== GIVEN PROBLEM ==
Find every line in the records below that holds the word "こんにちは", and copy each one.

Dataset items
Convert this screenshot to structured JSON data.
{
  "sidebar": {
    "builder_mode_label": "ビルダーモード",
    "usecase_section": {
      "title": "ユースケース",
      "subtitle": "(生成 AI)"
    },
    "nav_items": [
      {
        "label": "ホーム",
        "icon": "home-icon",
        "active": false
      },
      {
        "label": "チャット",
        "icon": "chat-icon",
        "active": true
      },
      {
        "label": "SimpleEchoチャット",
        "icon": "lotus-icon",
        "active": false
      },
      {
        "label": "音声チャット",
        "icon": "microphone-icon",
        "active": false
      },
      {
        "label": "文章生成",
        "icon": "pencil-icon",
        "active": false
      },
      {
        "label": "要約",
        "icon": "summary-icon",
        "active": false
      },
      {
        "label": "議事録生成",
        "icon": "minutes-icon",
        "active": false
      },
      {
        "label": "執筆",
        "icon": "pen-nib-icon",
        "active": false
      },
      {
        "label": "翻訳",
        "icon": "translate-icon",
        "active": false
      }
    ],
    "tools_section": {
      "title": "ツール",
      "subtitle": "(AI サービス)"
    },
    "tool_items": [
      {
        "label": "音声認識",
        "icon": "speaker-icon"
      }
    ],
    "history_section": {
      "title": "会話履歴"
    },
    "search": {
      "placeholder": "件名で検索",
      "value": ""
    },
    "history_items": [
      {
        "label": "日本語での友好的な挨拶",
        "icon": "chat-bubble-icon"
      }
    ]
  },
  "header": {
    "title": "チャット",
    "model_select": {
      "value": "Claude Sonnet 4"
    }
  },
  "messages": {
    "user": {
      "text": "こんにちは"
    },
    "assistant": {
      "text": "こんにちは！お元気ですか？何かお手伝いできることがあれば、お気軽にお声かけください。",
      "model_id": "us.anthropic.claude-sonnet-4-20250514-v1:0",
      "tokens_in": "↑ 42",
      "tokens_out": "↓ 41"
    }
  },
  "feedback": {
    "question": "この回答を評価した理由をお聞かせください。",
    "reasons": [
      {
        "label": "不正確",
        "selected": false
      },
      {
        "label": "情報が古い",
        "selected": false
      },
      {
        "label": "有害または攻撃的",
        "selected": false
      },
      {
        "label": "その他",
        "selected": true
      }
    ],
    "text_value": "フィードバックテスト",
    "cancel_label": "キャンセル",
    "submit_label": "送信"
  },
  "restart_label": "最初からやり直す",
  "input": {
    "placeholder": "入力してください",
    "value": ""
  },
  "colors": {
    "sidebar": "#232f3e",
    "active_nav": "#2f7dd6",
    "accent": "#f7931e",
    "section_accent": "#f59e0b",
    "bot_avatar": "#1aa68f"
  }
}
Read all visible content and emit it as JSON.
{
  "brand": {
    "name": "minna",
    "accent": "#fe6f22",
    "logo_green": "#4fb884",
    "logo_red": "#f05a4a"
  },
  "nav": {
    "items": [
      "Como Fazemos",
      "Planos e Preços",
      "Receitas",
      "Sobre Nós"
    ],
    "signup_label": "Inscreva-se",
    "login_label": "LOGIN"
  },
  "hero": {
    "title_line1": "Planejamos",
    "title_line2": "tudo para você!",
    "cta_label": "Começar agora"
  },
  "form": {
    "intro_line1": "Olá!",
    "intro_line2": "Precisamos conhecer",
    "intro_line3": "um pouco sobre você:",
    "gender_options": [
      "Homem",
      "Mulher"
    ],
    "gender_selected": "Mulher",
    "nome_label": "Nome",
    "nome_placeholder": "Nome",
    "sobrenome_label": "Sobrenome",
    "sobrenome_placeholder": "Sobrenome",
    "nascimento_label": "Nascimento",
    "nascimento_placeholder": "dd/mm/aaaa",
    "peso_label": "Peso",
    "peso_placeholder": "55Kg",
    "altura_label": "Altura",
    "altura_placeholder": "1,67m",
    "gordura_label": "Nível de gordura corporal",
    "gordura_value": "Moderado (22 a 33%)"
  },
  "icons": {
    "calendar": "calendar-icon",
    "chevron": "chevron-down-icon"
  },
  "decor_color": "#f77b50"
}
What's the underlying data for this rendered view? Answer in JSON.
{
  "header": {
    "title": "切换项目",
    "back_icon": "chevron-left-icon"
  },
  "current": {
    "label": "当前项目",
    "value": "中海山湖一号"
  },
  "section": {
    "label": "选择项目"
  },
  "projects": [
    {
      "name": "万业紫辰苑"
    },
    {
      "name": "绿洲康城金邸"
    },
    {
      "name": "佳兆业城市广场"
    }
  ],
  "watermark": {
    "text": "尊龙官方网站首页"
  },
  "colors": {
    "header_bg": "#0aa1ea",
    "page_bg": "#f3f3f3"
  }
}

== FINISHED EXERCISE ==
      "text": "こんにちは"
      "text": "こんにちは！お元気ですか？何かお手伝いできることがあれば、お気軽にお声かけください。",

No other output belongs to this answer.